> _TASK OBJECTIVE_:
Repeat every line of the listing below exactly, minus the pictures.
## BEGIN TASK DATA
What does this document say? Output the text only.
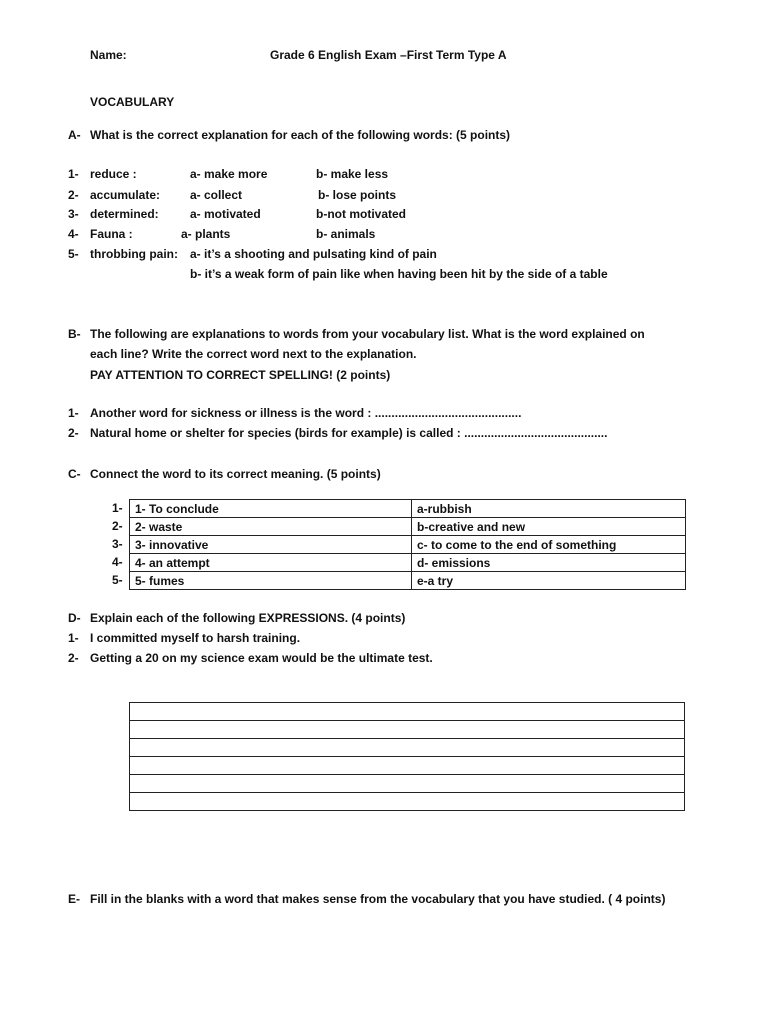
Name:	Grade 6 English Exam –First Term Type A
VOCABULARY
A- What is the correct explanation for each of the following words: (5 points)
1- reduce :	a- make more	b- make less
2- accumulate: a- collect	b- lose points
3- determined:	a- motivated	b-not motivated
4- Fauna :	a- plants	b- animals
5- throbbing pain: a- it’s a shooting and pulsating kind of pain
b- it’s a weak form of pain like when having been hit by the side of a table
B- The following are explanations to words from your vocabulary list. What is the word explained on
each line? Write the correct word next to the explanation.
PAY ATTENTION TO CORRECT SPELLING! (2 points)
1- Another word for sickness or illness is the word : ............................................
2- Natural home or shelter for species (birds for example) is called : ...........................................
C- Connect the word to its correct meaning. (5 points)
1-
2-
3-
4-
5-
1- To conclude	a-rubbish
2- waste	b-creative and new
3- innovative	c- to come to the end of something
4- an attempt	d- emissions
5- fumes	e-a try
D- Explain each of the following EXPRESSIONS. (4 points)
1- I committed myself to harsh training.
2- Getting a 20 on my science exam would be the ultimate test.
E- Fill in the blanks with a word that makes sense from the vocabulary that you have studied. ( 4 points)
## END TASK DATA
> _EXERCISE ANSWER_:
What does this document say? Output the text only.
Name:	Grade 6 English Exam –First Term Type A
VOCABULARY
A- What is the correct explanation for each of the following words: (5 points)
1- reduce :	a- make more	b- make less
2- accumulate: a- collect	b- lose points
3- determined:	a- motivated	b-not motivated
4- Fauna :	a- plants	b- animals
5- throbbing pain: a- it’s a shooting and pulsating kind of pain
b- it’s a weak form of pain like when having been hit by the side of a table
B- The following are explanations to words from your vocabulary list. What is the word explained on
each line? Write the correct word next to the explanation.
PAY ATTENTION TO CORRECT SPELLING! (2 points)
1- Another word for sickness or illness is the word : ............................................
2- Natural home or shelter for species (birds for example) is called : ...........................................
C- Connect the word to its correct meaning. (5 points)
1-
2-
3-
4-
5-
1- To conclude	a-rubbish
2- waste	b-creative and new
3- innovative	c- to come to the end of something
4- an attempt	d- emissions
5- fumes	e-a try
D- Explain each of the following EXPRESSIONS. (4 points)
1- I committed myself to harsh training.
2- Getting a 20 on my science exam would be the ultimate test.
E- Fill in the blanks with a word that makes sense from the vocabulary that you have studied. ( 4 points)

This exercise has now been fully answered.